- SHORT EXERCISE
Filter this material down to the lines that hold "idle", copying each one.

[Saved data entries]

"""

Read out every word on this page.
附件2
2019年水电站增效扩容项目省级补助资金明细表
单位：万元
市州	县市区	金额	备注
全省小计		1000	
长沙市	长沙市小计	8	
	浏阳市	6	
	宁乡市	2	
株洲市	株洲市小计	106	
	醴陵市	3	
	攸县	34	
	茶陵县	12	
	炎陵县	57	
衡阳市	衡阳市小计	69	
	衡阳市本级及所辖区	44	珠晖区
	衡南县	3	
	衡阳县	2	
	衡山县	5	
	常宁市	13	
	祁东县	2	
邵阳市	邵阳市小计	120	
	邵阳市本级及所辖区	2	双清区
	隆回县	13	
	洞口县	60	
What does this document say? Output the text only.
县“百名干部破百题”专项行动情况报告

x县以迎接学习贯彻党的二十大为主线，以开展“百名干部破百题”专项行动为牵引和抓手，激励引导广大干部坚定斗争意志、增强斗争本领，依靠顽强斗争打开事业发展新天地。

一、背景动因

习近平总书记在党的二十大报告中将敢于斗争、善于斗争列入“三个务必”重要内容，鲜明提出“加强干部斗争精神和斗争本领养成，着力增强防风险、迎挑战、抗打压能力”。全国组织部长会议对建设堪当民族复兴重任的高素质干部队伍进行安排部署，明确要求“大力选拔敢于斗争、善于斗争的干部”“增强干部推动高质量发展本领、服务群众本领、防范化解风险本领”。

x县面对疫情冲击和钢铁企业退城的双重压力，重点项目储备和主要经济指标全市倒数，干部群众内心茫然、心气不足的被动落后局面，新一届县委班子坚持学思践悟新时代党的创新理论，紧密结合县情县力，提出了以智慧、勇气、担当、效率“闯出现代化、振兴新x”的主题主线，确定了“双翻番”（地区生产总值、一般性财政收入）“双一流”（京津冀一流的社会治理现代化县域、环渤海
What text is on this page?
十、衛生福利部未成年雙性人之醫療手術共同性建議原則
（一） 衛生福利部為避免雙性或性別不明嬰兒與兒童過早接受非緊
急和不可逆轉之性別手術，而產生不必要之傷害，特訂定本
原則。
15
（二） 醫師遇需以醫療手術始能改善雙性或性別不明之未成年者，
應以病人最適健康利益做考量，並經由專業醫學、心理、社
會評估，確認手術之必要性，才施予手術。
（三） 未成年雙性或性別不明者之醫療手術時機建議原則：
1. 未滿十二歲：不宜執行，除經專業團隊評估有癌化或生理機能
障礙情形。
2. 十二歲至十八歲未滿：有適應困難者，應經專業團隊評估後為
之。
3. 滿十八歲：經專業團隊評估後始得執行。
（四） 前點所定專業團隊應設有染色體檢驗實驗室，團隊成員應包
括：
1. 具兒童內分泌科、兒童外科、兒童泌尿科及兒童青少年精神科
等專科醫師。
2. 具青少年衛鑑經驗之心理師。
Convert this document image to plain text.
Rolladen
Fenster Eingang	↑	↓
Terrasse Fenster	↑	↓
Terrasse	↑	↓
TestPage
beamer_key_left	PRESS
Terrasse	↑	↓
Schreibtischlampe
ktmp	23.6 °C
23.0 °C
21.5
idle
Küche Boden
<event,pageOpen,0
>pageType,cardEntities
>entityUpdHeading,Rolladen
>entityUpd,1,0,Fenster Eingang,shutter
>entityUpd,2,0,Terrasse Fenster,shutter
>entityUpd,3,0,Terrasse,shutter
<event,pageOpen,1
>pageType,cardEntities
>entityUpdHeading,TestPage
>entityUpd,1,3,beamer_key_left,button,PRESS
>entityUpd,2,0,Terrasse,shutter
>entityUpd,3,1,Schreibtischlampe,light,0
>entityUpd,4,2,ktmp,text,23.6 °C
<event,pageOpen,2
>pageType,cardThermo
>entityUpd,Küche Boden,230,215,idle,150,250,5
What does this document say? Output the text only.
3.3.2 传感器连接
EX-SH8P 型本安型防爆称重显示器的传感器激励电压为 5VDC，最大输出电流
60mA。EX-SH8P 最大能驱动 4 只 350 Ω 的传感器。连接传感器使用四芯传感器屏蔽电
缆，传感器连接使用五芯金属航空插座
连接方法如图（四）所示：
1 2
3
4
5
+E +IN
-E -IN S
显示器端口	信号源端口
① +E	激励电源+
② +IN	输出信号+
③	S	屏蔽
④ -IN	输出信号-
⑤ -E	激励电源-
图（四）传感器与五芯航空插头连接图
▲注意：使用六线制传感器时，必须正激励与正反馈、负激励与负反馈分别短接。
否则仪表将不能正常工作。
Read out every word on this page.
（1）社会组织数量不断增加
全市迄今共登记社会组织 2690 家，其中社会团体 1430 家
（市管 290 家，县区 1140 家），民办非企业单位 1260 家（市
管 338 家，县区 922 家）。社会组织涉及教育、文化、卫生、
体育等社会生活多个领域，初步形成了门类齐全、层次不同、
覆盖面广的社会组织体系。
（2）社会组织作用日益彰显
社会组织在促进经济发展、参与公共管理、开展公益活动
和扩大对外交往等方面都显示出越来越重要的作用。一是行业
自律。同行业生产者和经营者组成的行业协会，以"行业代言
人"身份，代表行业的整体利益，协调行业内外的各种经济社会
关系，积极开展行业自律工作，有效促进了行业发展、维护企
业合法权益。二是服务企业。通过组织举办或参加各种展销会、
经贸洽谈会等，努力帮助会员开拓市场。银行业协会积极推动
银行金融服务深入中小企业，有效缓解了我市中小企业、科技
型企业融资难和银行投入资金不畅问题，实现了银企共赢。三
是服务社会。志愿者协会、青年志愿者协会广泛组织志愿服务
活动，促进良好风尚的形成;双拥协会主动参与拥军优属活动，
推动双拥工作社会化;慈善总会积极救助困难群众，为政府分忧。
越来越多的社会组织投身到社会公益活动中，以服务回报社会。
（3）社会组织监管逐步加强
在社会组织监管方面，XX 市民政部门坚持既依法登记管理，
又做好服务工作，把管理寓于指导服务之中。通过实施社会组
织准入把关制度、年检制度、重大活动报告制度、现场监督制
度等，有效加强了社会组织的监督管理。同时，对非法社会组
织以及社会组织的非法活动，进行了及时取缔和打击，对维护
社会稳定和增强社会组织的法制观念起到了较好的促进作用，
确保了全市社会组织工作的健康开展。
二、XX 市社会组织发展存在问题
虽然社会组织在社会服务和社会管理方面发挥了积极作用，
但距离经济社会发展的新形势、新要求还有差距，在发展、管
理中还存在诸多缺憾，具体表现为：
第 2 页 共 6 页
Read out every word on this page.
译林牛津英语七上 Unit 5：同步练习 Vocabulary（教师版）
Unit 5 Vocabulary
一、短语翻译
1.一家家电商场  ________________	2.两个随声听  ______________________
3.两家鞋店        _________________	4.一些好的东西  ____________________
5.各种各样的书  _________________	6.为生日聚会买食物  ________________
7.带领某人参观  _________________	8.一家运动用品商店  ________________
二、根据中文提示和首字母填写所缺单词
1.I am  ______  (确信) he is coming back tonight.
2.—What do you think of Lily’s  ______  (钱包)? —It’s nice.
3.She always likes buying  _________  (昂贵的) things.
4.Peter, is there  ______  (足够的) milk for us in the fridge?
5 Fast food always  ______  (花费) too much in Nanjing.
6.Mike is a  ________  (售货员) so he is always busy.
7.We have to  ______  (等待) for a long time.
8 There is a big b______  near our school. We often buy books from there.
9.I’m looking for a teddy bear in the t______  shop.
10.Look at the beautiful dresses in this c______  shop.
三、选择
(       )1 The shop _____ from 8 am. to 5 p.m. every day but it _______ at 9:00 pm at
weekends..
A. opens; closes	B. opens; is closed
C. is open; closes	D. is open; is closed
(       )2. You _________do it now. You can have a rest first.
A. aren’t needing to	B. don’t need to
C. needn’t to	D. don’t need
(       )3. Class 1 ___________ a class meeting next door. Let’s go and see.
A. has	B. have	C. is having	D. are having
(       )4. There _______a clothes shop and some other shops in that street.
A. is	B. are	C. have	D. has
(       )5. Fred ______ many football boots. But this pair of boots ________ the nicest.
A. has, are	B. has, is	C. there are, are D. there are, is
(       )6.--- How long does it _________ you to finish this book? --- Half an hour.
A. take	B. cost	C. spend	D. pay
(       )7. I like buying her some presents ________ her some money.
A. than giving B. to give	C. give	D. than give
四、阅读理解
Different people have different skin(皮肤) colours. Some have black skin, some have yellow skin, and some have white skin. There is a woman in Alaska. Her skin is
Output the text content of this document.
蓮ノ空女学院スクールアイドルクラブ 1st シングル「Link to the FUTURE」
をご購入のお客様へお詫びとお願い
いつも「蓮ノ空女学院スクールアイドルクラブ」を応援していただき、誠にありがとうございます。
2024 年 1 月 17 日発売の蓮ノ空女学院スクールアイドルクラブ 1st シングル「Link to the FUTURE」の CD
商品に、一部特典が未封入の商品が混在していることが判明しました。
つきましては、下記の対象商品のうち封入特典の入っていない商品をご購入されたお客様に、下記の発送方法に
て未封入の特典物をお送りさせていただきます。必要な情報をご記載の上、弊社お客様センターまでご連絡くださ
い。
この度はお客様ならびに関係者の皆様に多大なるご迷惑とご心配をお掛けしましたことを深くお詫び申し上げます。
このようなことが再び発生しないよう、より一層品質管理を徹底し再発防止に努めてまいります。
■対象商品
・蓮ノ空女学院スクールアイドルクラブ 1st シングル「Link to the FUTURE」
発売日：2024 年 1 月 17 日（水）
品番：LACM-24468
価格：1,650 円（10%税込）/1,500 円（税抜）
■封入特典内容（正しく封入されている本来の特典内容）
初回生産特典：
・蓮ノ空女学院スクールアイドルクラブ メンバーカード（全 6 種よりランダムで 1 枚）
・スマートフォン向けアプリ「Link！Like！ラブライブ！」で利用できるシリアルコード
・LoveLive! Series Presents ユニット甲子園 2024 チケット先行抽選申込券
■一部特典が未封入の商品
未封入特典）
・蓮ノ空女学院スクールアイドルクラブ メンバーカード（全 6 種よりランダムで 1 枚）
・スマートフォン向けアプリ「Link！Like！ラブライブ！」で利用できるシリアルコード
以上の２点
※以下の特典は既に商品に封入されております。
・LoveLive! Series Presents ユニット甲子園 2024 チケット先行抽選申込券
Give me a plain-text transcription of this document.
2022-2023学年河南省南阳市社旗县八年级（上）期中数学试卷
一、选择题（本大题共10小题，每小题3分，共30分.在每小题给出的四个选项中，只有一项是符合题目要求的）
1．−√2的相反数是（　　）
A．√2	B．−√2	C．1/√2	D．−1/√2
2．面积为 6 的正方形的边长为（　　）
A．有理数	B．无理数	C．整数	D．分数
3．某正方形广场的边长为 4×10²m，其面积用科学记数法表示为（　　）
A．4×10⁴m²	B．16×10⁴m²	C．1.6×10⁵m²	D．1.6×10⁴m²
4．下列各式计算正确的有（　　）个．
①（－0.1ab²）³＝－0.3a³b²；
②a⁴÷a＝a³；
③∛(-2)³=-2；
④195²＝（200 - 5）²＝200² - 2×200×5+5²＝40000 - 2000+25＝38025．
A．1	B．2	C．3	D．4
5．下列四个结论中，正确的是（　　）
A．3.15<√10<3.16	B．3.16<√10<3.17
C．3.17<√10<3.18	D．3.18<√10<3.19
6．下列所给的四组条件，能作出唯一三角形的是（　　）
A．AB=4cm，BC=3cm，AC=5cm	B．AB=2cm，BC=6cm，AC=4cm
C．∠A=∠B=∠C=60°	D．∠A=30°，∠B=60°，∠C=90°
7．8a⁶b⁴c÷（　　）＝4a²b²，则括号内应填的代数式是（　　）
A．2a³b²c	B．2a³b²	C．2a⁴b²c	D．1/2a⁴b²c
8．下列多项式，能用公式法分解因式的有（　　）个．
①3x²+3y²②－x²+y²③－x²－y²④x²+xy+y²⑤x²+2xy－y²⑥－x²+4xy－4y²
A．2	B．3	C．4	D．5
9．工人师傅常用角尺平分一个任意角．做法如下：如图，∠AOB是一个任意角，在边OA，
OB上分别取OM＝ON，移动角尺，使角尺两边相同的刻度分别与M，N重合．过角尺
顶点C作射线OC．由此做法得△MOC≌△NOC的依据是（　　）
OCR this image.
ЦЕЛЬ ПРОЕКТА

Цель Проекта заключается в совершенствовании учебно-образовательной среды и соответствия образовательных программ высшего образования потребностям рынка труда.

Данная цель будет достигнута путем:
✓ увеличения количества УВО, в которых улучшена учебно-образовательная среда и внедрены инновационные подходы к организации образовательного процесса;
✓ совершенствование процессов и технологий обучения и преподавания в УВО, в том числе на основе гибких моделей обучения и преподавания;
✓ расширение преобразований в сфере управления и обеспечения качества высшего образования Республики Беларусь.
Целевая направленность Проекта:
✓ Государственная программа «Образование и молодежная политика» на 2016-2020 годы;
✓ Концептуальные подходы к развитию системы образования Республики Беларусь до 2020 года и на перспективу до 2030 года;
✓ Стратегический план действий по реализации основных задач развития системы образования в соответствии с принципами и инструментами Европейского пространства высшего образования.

"""

- REPLY
idle
>entityUpd,Küche Boden,230,215,idle,150,250,5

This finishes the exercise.